[Stored data]
====
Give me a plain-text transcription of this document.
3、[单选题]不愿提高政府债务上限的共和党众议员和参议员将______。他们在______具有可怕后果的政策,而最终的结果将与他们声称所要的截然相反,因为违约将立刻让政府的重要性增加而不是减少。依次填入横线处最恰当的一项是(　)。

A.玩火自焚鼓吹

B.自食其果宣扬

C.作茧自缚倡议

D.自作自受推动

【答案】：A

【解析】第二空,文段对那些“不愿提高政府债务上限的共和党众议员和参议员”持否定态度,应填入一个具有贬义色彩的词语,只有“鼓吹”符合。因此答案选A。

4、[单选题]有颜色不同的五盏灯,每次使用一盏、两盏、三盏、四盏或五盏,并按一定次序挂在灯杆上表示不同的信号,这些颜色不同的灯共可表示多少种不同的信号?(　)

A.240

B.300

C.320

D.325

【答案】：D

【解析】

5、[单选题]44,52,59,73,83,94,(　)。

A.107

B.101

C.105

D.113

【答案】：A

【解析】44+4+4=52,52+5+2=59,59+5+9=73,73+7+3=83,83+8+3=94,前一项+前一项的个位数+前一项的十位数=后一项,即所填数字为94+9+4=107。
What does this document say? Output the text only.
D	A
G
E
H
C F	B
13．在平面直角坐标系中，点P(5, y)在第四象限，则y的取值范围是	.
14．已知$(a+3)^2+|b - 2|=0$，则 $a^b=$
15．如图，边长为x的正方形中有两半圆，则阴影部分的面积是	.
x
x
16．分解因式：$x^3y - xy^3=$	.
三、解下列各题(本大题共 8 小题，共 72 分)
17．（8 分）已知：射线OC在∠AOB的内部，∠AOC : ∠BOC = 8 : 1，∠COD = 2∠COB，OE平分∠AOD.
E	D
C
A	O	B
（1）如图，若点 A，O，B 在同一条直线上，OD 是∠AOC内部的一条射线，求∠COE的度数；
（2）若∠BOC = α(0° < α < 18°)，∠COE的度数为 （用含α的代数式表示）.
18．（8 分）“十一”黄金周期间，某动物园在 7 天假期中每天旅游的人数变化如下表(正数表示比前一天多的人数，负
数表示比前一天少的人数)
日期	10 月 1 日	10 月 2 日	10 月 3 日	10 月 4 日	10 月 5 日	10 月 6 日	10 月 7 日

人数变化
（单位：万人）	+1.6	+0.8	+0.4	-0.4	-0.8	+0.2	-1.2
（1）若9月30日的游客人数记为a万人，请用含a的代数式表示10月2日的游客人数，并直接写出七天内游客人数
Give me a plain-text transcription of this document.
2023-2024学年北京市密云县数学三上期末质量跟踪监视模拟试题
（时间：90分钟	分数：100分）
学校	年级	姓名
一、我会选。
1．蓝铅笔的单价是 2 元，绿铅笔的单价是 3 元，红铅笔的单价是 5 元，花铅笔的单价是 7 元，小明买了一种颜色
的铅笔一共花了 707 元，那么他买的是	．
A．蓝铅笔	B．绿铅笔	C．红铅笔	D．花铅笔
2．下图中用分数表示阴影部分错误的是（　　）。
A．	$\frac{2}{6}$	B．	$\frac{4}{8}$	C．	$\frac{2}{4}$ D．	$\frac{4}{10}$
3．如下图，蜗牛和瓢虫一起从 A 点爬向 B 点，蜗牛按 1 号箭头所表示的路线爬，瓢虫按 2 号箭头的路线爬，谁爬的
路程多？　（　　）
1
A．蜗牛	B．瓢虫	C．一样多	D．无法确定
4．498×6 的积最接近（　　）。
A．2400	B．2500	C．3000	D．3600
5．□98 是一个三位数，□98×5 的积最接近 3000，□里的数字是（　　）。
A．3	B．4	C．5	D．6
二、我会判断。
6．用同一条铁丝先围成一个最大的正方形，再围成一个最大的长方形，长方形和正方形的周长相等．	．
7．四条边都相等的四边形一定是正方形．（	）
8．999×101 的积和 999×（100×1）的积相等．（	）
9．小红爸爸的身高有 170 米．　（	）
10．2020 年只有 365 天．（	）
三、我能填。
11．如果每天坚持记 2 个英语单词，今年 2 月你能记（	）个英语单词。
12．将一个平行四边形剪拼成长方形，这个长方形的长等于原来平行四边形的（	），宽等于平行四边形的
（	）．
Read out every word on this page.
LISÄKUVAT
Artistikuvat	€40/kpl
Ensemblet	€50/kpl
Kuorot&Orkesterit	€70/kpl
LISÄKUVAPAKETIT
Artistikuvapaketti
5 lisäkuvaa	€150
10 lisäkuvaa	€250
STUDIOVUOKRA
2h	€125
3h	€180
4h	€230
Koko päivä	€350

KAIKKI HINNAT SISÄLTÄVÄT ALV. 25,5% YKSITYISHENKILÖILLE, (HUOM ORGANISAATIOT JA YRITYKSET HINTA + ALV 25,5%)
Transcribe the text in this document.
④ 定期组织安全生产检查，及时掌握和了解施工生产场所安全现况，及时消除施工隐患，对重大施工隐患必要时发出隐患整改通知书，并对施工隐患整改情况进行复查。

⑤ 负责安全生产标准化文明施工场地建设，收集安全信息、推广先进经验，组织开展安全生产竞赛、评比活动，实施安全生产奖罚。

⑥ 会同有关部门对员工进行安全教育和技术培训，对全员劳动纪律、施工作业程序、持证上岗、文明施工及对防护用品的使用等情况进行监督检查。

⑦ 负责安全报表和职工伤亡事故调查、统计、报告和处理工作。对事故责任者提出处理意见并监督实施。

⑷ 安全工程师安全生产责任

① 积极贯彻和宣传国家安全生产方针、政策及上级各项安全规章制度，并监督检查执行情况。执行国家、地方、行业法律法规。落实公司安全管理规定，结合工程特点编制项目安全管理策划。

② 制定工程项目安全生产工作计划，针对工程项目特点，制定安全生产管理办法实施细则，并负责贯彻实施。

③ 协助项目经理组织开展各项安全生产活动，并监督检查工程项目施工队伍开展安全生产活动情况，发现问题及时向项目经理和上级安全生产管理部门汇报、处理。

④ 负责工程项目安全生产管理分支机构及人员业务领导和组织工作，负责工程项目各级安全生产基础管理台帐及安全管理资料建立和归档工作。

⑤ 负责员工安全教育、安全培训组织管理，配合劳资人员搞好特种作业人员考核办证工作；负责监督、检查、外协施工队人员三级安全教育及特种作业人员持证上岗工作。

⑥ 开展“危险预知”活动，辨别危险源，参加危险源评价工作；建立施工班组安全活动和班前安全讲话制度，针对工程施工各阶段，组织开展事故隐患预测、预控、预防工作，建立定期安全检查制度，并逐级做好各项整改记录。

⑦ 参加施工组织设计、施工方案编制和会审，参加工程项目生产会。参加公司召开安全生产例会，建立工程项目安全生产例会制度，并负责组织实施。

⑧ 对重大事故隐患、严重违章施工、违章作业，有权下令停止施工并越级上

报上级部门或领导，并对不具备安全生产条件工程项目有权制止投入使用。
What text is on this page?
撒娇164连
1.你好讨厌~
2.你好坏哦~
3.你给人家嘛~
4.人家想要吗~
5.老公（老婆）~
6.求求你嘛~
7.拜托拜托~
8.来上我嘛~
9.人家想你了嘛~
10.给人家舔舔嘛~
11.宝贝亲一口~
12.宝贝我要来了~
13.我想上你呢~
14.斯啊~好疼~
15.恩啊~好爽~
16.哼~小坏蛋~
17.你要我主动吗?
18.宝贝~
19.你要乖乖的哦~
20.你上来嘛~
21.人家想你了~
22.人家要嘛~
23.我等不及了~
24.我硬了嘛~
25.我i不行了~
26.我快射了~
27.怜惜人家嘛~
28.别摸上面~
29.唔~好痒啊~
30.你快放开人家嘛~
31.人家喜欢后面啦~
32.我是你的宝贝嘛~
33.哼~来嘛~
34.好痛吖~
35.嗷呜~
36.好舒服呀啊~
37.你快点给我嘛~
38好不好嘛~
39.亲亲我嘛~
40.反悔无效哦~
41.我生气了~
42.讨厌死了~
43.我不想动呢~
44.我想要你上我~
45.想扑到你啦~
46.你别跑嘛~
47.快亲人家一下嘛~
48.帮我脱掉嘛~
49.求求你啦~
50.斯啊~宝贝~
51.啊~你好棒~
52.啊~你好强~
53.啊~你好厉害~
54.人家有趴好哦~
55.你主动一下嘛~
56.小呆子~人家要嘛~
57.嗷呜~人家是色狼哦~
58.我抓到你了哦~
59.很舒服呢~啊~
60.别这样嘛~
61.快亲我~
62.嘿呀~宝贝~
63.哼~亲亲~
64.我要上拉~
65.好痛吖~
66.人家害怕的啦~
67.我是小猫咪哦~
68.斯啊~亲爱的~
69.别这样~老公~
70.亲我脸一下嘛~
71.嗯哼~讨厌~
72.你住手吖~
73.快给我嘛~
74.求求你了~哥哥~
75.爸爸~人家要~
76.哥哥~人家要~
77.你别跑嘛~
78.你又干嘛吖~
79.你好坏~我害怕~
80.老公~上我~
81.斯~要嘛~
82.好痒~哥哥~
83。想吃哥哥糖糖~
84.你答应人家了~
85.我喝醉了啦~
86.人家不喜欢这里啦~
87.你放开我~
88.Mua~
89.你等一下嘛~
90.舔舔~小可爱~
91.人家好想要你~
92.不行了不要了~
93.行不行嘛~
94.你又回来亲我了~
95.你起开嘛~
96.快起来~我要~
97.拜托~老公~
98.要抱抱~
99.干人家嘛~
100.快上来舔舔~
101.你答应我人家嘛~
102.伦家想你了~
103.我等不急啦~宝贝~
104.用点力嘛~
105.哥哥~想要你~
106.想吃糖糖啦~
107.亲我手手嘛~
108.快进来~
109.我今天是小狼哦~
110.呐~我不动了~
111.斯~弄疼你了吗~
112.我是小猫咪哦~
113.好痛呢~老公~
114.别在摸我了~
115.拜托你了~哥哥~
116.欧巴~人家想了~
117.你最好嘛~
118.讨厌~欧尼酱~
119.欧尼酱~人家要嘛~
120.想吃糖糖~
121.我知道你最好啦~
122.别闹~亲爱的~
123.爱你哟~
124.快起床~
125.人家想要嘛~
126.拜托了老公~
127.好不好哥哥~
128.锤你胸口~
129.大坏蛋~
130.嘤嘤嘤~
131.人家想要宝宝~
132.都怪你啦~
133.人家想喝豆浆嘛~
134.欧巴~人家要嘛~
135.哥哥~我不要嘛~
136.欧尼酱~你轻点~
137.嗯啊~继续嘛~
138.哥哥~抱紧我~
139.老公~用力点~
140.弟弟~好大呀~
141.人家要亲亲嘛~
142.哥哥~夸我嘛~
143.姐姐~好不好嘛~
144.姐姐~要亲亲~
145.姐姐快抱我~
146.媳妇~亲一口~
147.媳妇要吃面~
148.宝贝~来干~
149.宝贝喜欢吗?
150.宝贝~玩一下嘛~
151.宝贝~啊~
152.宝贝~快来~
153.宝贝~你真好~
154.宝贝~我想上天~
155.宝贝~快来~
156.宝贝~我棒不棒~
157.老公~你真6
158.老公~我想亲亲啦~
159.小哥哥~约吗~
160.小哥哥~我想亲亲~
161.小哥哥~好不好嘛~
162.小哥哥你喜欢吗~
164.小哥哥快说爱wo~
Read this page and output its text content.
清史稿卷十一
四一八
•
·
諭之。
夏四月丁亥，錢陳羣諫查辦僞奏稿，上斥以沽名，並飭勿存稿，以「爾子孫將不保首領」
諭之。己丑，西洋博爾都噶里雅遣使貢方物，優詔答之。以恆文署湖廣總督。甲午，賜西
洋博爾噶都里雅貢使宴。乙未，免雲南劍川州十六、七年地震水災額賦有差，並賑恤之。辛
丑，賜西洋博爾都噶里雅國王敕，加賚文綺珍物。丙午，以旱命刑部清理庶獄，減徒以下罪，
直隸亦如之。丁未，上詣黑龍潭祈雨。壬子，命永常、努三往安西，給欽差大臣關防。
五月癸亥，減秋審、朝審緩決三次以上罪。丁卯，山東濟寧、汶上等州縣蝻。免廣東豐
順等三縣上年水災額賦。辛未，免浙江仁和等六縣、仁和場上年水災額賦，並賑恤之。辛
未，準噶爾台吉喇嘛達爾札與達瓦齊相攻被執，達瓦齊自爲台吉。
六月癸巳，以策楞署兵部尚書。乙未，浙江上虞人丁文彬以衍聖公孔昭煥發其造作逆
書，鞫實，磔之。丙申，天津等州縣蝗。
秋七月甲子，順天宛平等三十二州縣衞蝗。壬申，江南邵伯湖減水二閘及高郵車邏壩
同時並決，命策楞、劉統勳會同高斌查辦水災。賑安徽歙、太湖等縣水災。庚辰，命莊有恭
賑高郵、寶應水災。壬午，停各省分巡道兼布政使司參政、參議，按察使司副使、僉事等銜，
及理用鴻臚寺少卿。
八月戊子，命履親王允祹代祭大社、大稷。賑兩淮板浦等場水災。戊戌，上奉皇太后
====
YOUR INSTRUCTIONS: Repeat only the stretch of lines that opens with the line containing "Read this page and output its text content." and closes with the final line of the entries, both included, exactly as written.

RESPONSE TO THIS EXERCISE:
Read this page and output its text content.
清史稿卷十一
四一八
•
·
諭之。
夏四月丁亥，錢陳羣諫查辦僞奏稿，上斥以沽名，並飭勿存稿，以「爾子孫將不保首領」
諭之。己丑，西洋博爾都噶里雅遣使貢方物，優詔答之。以恆文署湖廣總督。甲午，賜西
洋博爾噶都里雅貢使宴。乙未，免雲南劍川州十六、七年地震水災額賦有差，並賑恤之。辛
丑，賜西洋博爾都噶里雅國王敕，加賚文綺珍物。丙午，以旱命刑部清理庶獄，減徒以下罪，
直隸亦如之。丁未，上詣黑龍潭祈雨。壬子，命永常、努三往安西，給欽差大臣關防。
五月癸亥，減秋審、朝審緩決三次以上罪。丁卯，山東濟寧、汶上等州縣蝻。免廣東豐
順等三縣上年水災額賦。辛未，免浙江仁和等六縣、仁和場上年水災額賦，並賑恤之。辛
未，準噶爾台吉喇嘛達爾札與達瓦齊相攻被執，達瓦齊自爲台吉。
六月癸巳，以策楞署兵部尚書。乙未，浙江上虞人丁文彬以衍聖公孔昭煥發其造作逆
書，鞫實，磔之。丙申，天津等州縣蝗。
秋七月甲子，順天宛平等三十二州縣衞蝗。壬申，江南邵伯湖減水二閘及高郵車邏壩
同時並決，命策楞、劉統勳會同高斌查辦水災。賑安徽歙、太湖等縣水災。庚辰，命莊有恭
賑高郵、寶應水災。壬午，停各省分巡道兼布政使司參政、參議，按察使司副使、僉事等銜，
及理用鴻臚寺少卿。
八月戊子，命履親王允祹代祭大社、大稷。賑兩淮板浦等場水災。戊戌，上奉皇太后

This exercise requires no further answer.